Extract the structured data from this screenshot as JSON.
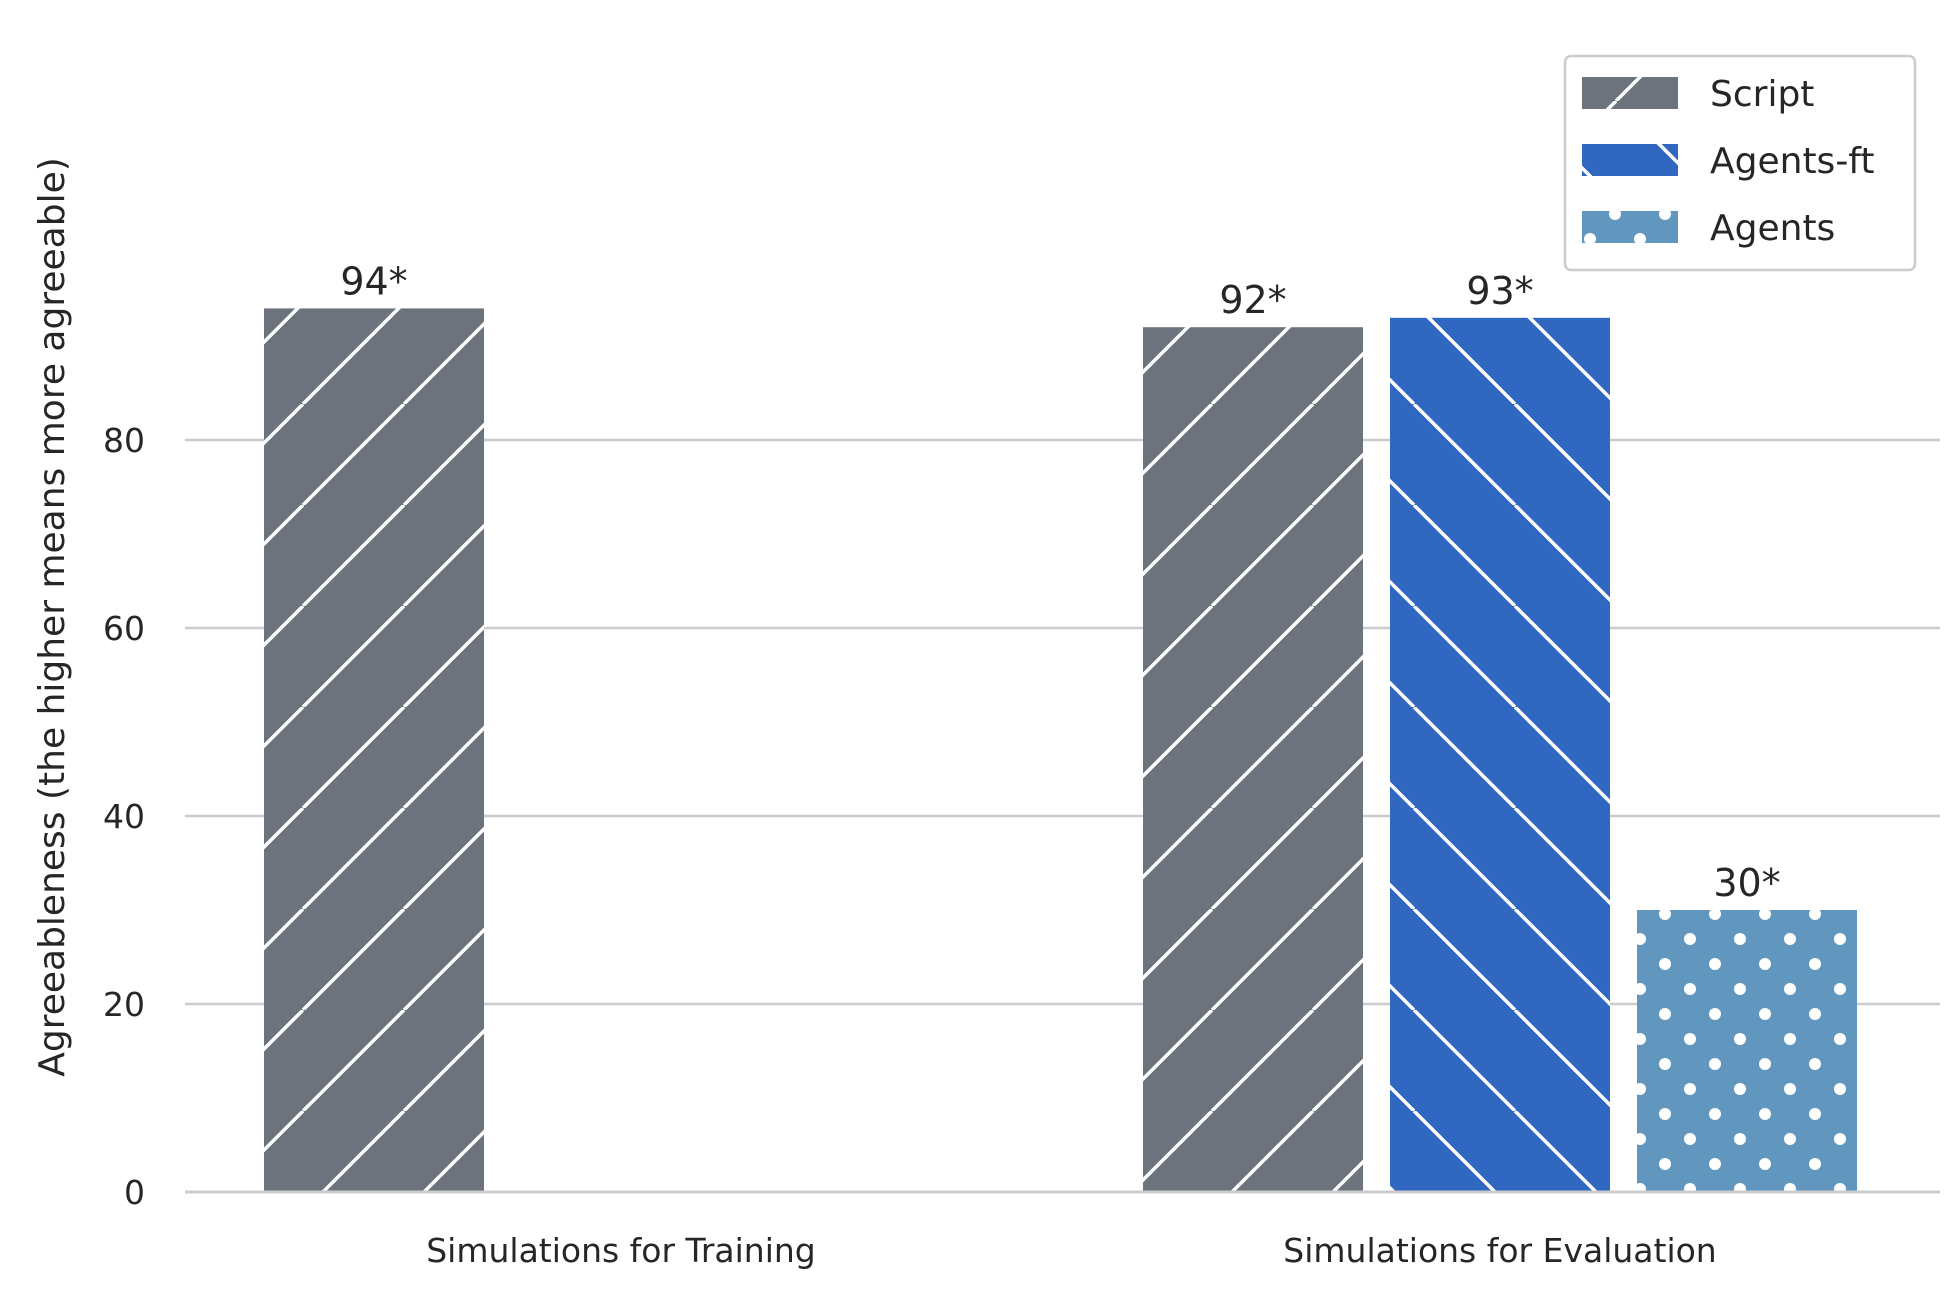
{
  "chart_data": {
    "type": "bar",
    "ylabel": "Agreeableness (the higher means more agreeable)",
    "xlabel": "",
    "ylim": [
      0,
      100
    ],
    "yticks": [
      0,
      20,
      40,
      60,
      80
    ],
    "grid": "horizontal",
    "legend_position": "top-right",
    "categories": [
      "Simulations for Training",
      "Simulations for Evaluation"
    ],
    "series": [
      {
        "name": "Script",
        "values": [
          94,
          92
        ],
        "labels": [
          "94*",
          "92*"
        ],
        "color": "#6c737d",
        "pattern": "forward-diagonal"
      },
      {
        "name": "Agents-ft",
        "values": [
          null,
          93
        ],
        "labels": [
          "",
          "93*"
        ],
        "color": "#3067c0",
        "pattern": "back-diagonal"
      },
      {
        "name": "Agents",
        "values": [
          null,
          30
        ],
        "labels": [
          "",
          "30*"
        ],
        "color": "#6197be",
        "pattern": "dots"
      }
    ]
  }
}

++++++

§ **JOB**:
Leave out the pictures and copy the rest of the material above exactly.

§ **THE COMPLETED TASK**:
Extract the structured data from this screenshot as JSON.
{
  "chart_data": {
    "type": "bar",
    "ylabel": "Agreeableness (the higher means more agreeable)",
    "xlabel": "",
    "ylim": [
      0,
      100
    ],
    "yticks": [
      0,
      20,
      40,
      60,
      80
    ],
    "grid": "horizontal",
    "legend_position": "top-right",
    "categories": [
      "Simulations for Training",
      "Simulations for Evaluation"
    ],
    "series": [
      {
        "name": "Script",
        "values": [
          94,
          92
        ],
        "labels": [
          "94*",
          "92*"
        ],
        "color": "#6c737d",
        "pattern": "forward-diagonal"
      },
      {
        "name": "Agents-ft",
        "values": [
          null,
          93
        ],
        "labels": [
          "",
          "93*"
        ],
        "color": "#3067c0",
        "pattern": "back-diagonal"
      },
      {
        "name": "Agents",
        "values": [
          null,
          30
        ],
        "labels": [
          "",
          "30*"
        ],
        "color": "#6197be",
        "pattern": "dots"
      }
    ]
  }
}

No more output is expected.